Repeat the listing in full. Nothing may be added or left out.

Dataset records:
--------------------------------------------------
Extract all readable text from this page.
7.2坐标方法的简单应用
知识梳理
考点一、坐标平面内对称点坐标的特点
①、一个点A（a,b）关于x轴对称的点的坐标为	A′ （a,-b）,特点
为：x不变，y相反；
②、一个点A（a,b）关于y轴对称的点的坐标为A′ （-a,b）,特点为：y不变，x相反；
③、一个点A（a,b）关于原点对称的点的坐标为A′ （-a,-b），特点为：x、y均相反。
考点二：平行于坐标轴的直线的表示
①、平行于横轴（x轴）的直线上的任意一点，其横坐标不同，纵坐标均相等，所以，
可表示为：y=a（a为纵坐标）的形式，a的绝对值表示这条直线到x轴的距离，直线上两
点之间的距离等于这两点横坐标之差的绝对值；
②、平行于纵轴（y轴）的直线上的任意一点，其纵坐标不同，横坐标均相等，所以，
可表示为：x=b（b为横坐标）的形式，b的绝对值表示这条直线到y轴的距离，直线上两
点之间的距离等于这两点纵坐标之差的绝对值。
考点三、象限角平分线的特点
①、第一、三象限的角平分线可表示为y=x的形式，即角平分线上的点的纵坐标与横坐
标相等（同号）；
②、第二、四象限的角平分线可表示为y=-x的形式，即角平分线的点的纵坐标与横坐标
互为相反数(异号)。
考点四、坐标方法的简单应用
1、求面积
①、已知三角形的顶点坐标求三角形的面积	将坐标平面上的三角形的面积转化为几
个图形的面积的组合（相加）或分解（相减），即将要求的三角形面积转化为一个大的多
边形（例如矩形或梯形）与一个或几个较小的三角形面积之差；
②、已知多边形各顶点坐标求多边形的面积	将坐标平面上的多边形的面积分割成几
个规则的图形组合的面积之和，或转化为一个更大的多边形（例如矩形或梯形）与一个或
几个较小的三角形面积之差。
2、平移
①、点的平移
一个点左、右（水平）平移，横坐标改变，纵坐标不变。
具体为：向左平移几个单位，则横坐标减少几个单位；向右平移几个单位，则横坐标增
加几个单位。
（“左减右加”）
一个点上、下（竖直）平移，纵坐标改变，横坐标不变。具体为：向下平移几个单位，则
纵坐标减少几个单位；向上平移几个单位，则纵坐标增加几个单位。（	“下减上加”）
--------------------------------------------------
Task result —
Extract all readable text from this page.
7.2坐标方法的简单应用
知识梳理
考点一、坐标平面内对称点坐标的特点
①、一个点A（a,b）关于x轴对称的点的坐标为	A′ （a,-b）,特点
为：x不变，y相反；
②、一个点A（a,b）关于y轴对称的点的坐标为A′ （-a,b）,特点为：y不变，x相反；
③、一个点A（a,b）关于原点对称的点的坐标为A′ （-a,-b），特点为：x、y均相反。
考点二：平行于坐标轴的直线的表示
①、平行于横轴（x轴）的直线上的任意一点，其横坐标不同，纵坐标均相等，所以，
可表示为：y=a（a为纵坐标）的形式，a的绝对值表示这条直线到x轴的距离，直线上两
点之间的距离等于这两点横坐标之差的绝对值；
②、平行于纵轴（y轴）的直线上的任意一点，其纵坐标不同，横坐标均相等，所以，
可表示为：x=b（b为横坐标）的形式，b的绝对值表示这条直线到y轴的距离，直线上两
点之间的距离等于这两点纵坐标之差的绝对值。
考点三、象限角平分线的特点
①、第一、三象限的角平分线可表示为y=x的形式，即角平分线上的点的纵坐标与横坐
标相等（同号）；
②、第二、四象限的角平分线可表示为y=-x的形式，即角平分线的点的纵坐标与横坐标
互为相反数(异号)。
考点四、坐标方法的简单应用
1、求面积
①、已知三角形的顶点坐标求三角形的面积	将坐标平面上的三角形的面积转化为几
个图形的面积的组合（相加）或分解（相减），即将要求的三角形面积转化为一个大的多
边形（例如矩形或梯形）与一个或几个较小的三角形面积之差；
②、已知多边形各顶点坐标求多边形的面积	将坐标平面上的多边形的面积分割成几
个规则的图形组合的面积之和，或转化为一个更大的多边形（例如矩形或梯形）与一个或
几个较小的三角形面积之差。
2、平移
①、点的平移
一个点左、右（水平）平移，横坐标改变，纵坐标不变。
具体为：向左平移几个单位，则横坐标减少几个单位；向右平移几个单位，则横坐标增
加几个单位。
（“左减右加”）
一个点上、下（竖直）平移，纵坐标改变，横坐标不变。具体为：向下平移几个单位，则
纵坐标减少几个单位；向上平移几个单位，则纵坐标增加几个单位。（	“下减上加”）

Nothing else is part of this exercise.